** START OF Source records **
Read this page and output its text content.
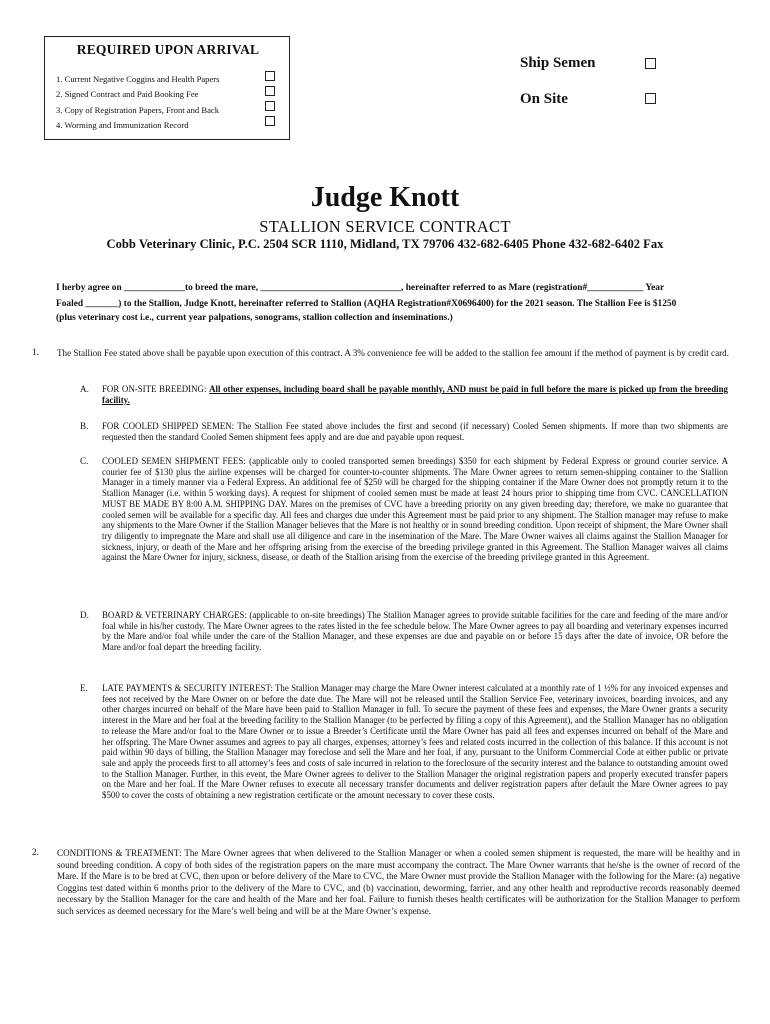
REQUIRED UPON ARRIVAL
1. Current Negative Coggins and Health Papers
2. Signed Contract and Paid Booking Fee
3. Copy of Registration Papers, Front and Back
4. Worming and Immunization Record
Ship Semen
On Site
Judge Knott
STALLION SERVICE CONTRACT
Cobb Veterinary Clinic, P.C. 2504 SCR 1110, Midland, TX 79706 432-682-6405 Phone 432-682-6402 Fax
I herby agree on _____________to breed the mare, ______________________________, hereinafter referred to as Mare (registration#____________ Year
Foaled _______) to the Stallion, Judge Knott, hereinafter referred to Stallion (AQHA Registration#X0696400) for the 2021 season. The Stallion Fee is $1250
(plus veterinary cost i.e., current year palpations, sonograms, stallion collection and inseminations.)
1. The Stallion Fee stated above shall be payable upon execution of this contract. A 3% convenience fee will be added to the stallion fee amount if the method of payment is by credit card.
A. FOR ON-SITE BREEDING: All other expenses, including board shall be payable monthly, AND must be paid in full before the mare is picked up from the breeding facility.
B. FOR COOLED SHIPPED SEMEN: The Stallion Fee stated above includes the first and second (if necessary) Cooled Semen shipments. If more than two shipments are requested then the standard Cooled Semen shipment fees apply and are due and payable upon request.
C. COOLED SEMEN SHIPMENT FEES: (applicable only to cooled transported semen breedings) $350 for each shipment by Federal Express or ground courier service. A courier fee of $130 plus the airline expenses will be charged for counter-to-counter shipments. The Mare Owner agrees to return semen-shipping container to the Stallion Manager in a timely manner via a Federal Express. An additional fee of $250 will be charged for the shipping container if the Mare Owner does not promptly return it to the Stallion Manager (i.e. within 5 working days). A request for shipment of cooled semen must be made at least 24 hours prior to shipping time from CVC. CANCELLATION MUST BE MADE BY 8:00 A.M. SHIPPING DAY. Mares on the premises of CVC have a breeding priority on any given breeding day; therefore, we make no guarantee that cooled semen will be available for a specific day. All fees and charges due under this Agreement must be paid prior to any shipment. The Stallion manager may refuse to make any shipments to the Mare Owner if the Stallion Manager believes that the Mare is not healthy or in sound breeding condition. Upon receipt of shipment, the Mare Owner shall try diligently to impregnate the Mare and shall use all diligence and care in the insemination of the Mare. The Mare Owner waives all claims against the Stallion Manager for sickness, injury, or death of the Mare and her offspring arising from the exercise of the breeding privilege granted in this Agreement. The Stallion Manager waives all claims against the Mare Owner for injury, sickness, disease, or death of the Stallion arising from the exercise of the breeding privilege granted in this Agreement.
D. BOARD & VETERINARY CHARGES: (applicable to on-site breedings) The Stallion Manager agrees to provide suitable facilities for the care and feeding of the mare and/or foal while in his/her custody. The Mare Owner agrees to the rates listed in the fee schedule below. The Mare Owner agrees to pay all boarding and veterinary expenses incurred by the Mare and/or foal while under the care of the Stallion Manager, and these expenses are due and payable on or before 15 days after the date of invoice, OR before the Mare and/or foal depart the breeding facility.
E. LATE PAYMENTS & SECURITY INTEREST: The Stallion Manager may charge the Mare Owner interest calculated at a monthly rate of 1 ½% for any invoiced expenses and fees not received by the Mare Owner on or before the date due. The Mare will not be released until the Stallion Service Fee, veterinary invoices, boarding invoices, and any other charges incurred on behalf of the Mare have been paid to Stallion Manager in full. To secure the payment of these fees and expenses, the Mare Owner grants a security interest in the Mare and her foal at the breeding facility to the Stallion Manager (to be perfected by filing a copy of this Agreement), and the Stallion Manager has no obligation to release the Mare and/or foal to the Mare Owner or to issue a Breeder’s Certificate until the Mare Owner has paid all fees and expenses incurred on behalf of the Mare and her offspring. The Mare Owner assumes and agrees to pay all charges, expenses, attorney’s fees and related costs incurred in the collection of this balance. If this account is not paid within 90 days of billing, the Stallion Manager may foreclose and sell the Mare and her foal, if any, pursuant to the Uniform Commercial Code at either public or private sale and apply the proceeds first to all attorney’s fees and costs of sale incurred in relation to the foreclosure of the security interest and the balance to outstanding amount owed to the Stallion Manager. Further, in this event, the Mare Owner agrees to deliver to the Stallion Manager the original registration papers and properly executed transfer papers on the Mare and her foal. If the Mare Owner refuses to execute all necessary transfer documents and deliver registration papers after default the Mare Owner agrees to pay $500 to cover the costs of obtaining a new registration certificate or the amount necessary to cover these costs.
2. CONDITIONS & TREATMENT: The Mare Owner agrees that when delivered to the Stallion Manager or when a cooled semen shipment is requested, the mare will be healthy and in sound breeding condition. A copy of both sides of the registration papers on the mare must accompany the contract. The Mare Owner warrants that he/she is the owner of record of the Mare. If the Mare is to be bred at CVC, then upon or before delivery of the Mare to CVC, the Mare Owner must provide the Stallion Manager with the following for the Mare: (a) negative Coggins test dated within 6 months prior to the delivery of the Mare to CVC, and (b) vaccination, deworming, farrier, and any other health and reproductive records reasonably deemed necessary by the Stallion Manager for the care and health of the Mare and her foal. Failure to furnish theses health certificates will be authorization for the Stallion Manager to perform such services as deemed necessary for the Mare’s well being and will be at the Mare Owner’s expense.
** END OF Source records **
** START OF Source records **
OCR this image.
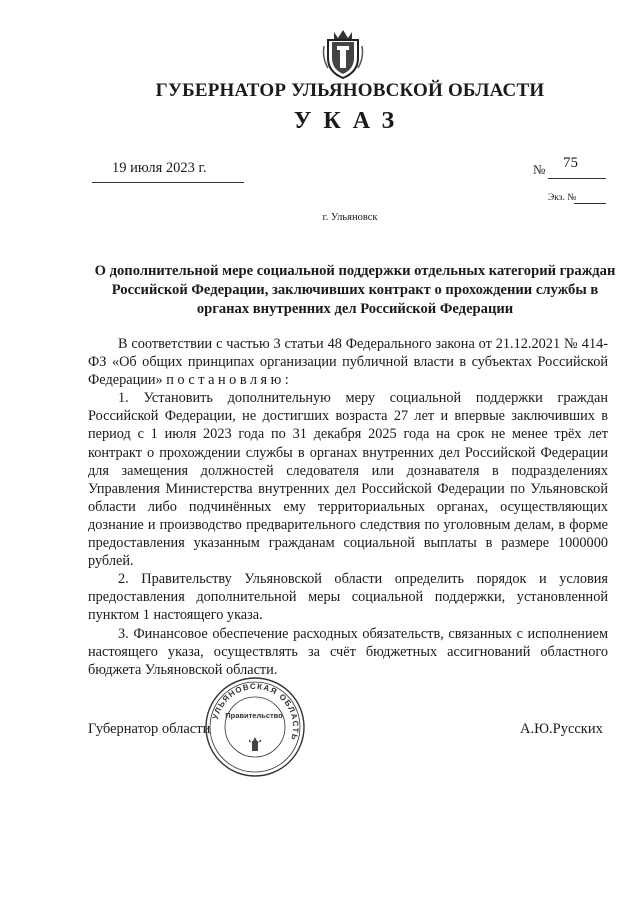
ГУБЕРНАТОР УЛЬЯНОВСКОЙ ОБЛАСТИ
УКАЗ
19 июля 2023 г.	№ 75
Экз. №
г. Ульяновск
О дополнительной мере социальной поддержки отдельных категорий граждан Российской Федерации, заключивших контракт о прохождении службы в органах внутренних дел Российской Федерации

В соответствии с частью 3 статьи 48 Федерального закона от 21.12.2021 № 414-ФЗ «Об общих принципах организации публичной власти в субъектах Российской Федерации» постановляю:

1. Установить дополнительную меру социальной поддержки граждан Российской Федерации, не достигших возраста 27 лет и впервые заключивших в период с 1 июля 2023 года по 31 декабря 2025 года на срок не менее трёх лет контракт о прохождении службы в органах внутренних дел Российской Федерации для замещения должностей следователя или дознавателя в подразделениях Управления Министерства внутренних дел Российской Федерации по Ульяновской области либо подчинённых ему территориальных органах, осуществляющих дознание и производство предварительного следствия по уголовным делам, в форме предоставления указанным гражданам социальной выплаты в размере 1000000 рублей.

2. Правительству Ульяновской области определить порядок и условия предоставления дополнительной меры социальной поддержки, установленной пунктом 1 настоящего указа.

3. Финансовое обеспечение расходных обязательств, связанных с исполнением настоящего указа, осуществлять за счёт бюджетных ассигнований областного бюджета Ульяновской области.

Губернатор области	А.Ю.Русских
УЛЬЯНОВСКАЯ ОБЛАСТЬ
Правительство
** END OF Source records **
> **Problem to work on**
Pick out lines containing the word "Judge", each one as written.

> **Solution for this task**
Judge Knott
Foaled _______) to the Stallion, Judge Knott, hereinafter referred to Stallion (AQHA Registration#X0696400) for the 2021 season. The Stallion Fee is $1250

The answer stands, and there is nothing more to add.